[start of ITEMS]
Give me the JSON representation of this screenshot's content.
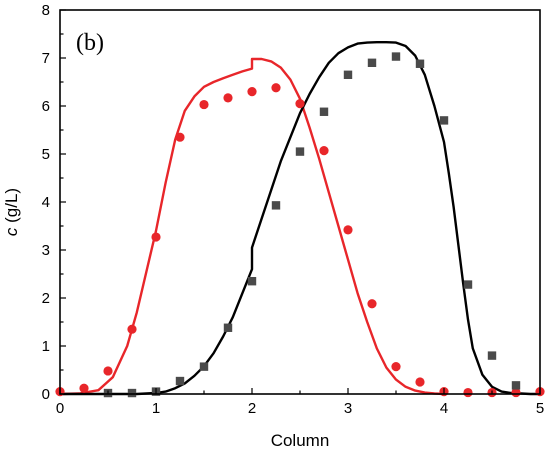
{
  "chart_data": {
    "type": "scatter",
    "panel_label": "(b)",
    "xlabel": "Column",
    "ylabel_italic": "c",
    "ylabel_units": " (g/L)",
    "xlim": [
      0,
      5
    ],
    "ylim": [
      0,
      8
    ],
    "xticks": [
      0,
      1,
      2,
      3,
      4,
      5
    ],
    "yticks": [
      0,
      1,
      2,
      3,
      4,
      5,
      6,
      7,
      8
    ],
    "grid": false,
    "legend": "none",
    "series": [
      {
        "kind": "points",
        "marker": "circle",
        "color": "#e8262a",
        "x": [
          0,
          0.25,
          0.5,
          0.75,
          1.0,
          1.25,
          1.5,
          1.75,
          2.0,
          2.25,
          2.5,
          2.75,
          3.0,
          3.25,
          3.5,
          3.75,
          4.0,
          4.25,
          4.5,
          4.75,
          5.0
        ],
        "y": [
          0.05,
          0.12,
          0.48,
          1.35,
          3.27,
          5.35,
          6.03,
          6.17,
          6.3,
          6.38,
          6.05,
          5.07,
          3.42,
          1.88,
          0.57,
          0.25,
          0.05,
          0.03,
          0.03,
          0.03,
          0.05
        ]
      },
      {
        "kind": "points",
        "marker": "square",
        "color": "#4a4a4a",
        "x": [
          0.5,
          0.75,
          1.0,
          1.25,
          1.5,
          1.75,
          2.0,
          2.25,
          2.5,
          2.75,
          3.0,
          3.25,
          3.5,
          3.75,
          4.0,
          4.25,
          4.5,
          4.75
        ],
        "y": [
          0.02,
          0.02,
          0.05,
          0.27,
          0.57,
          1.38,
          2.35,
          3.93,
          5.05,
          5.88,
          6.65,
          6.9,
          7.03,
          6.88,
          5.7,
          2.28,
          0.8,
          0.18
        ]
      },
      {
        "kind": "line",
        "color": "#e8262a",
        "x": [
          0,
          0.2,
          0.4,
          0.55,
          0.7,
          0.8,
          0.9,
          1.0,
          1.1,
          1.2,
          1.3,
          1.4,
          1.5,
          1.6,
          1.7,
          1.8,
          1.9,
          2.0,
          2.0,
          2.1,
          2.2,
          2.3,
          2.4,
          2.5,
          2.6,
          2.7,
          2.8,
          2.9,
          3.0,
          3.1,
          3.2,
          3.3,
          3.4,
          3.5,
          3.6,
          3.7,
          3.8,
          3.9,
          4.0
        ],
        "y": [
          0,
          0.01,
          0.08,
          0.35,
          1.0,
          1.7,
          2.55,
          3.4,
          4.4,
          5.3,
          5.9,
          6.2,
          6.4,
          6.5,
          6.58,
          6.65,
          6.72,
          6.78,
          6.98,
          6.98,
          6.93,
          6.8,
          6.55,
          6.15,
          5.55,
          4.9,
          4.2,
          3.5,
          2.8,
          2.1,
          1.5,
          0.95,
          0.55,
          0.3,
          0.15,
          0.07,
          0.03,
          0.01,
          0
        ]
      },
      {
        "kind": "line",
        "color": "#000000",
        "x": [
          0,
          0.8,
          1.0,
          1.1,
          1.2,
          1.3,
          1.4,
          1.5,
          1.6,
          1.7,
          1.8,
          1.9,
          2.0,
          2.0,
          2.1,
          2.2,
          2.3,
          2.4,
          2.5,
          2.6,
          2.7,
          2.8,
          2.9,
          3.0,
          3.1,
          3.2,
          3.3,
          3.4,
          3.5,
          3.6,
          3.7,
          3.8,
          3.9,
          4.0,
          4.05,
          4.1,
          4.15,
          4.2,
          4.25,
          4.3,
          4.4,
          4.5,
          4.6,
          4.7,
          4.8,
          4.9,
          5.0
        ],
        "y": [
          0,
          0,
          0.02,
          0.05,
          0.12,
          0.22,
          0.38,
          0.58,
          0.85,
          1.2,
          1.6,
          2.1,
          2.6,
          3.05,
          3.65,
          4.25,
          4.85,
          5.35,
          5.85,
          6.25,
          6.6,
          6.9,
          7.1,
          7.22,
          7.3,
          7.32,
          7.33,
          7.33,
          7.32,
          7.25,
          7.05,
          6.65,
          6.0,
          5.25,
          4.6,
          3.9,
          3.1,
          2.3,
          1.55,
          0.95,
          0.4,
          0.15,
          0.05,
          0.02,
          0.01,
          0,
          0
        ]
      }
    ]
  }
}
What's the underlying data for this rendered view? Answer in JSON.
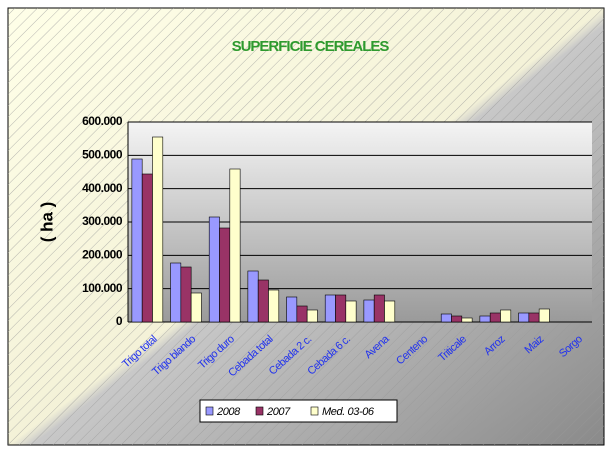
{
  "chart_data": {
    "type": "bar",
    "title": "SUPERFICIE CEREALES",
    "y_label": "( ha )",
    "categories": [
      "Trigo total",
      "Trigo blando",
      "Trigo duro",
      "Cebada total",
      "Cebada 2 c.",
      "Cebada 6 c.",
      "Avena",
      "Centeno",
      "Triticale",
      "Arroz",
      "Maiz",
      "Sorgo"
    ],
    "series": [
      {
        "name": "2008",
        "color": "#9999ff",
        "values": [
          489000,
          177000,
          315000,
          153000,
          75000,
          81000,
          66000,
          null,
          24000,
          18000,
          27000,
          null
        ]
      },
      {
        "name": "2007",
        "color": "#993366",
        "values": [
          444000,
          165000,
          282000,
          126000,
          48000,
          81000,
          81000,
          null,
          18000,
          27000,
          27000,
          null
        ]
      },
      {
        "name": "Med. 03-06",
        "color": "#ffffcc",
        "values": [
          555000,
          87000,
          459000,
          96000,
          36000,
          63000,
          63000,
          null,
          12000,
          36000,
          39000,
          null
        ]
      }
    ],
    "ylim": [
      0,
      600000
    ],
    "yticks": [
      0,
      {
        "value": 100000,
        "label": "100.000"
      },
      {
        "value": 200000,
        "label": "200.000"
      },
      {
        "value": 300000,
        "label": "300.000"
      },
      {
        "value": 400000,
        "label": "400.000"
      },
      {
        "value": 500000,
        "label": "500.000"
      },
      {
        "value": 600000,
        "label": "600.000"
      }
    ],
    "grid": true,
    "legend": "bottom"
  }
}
[end of ITEMS]
PROBLEM TO WORK ON:
Pick out the lines above containing the word "this", then copy them.

FINAL ANSWER:
Give me the JSON representation of this screenshot's content.
What's the underlying data for this rendered view? Answer in JSON.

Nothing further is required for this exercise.